## [Short exercise]
Pull out every line of the listing below where "jeżeli" appears.

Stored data
============================================================

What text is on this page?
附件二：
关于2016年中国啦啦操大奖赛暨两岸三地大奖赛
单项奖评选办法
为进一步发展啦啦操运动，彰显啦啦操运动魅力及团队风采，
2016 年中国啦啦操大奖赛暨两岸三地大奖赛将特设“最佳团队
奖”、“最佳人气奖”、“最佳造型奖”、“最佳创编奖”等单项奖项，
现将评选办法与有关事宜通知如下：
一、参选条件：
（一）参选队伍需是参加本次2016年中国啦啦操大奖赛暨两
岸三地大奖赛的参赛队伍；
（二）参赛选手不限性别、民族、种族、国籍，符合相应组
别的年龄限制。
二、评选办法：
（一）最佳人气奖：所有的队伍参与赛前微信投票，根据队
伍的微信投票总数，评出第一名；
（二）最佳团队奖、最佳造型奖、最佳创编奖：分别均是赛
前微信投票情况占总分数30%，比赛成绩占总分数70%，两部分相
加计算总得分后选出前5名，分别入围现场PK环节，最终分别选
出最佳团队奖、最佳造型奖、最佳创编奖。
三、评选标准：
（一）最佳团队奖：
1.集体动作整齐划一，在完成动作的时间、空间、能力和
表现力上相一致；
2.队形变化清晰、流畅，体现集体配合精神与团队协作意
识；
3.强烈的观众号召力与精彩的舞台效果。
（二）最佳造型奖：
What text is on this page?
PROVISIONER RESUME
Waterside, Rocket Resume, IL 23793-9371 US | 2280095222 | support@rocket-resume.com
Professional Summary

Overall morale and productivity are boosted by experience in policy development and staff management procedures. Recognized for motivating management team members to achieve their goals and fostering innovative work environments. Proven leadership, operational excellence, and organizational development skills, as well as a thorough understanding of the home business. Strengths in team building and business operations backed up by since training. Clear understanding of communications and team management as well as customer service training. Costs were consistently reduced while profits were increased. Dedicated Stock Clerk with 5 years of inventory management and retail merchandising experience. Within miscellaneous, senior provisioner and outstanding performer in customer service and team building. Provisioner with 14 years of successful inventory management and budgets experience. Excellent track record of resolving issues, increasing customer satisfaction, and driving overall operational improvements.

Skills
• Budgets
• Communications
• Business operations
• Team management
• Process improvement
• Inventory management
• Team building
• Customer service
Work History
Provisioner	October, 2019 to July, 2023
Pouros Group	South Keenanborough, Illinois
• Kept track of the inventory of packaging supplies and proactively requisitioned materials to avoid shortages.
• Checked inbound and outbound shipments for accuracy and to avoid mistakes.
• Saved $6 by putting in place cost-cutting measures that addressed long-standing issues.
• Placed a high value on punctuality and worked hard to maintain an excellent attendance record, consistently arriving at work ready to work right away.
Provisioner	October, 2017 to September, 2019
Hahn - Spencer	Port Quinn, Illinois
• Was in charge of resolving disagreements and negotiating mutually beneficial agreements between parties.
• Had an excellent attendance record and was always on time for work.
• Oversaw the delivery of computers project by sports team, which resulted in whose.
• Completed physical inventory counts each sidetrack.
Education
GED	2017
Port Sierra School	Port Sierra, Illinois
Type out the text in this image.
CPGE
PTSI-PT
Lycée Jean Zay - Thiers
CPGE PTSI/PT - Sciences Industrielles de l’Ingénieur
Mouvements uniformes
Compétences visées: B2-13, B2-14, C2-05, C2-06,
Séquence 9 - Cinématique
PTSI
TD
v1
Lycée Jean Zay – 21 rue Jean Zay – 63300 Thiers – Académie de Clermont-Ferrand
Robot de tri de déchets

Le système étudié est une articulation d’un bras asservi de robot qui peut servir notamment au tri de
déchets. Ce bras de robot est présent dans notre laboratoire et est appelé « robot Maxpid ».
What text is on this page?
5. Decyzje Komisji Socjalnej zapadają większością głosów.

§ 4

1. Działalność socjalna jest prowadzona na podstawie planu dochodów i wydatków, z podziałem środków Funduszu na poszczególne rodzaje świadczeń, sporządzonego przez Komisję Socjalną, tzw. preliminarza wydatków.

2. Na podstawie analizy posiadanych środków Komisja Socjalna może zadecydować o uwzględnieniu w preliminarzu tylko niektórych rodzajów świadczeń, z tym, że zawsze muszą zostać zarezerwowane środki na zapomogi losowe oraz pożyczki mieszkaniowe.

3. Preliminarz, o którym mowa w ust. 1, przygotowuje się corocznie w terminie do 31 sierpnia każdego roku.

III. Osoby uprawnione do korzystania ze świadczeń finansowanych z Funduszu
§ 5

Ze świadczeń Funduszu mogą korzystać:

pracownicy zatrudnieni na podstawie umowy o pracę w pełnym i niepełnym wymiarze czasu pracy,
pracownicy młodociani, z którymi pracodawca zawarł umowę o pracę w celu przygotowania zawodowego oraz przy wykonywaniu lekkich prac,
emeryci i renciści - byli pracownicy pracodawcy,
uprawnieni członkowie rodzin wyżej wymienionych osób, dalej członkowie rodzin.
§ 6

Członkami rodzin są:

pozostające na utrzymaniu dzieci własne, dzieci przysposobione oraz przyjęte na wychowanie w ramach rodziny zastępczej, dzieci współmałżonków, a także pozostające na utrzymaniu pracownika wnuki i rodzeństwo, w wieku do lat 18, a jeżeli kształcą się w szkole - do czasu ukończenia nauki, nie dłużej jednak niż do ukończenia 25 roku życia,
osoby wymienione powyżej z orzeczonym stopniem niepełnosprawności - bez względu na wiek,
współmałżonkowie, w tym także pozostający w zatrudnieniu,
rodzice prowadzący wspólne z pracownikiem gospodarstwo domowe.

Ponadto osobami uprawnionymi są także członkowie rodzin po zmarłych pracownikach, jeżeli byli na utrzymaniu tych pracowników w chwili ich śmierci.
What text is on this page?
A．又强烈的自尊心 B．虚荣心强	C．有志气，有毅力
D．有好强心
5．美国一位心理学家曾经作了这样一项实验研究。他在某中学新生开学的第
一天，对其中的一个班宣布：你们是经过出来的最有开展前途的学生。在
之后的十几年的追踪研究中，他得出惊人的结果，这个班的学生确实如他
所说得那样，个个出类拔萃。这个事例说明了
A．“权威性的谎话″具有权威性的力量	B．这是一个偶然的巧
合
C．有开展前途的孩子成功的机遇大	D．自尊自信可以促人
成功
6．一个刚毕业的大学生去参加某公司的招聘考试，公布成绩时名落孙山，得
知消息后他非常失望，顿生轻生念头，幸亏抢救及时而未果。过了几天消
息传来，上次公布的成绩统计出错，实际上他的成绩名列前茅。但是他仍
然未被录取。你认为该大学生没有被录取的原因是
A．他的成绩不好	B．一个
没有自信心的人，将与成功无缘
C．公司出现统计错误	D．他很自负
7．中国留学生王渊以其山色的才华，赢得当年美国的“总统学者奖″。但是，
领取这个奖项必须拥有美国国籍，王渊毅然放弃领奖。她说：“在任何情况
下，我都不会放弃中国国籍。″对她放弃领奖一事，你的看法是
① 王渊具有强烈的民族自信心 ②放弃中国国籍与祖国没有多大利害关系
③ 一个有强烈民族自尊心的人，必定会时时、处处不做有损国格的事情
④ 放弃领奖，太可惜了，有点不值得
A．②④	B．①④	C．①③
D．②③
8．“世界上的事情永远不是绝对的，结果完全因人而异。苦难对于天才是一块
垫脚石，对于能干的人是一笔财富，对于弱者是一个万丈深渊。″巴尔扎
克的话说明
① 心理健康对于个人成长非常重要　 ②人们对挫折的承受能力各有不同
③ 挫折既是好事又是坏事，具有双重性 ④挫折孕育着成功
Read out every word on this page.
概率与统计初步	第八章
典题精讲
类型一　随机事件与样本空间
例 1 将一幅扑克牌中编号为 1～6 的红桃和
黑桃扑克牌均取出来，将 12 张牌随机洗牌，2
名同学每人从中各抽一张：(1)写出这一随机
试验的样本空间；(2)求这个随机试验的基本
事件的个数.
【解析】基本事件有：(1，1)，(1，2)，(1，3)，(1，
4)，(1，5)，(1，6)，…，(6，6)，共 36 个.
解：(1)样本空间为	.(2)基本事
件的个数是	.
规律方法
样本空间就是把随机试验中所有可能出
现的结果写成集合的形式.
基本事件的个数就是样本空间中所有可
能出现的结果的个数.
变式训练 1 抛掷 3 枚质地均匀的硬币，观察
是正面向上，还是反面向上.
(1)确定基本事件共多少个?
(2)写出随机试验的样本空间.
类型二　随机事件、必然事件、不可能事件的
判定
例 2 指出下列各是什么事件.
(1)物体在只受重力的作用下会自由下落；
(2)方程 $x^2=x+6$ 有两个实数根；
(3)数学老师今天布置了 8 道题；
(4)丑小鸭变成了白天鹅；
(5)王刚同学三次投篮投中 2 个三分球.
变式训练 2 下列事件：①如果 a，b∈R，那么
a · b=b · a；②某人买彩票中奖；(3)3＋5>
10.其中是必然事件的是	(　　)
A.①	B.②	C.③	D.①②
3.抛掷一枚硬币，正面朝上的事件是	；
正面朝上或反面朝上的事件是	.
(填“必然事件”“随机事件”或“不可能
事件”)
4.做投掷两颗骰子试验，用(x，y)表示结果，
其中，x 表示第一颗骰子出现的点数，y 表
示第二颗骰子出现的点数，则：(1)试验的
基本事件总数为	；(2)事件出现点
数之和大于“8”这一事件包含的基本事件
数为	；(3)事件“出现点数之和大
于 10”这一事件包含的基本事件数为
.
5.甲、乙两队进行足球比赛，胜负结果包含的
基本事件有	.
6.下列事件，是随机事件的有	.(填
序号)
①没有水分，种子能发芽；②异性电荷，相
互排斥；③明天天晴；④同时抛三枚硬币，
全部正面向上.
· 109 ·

============================================================

## [Answer to the problem]
pozostające na utrzymaniu dzieci własne, dzieci przysposobione oraz przyjęte na wychowanie w ramach rodziny zastępczej, dzieci współmałżonków, a także pozostające na utrzymaniu pracownika wnuki i rodzeństwo, w wieku do lat 18, a jeżeli kształcą się w szkole - do czasu ukończenia nauki, nie dłużej jednak niż do ukończenia 25 roku życia,
Ponadto osobami uprawnionymi są także członkowie rodzin po zmarłych pracownikach, jeżeli byli na utrzymaniu tych pracowników w chwili ich śmierci.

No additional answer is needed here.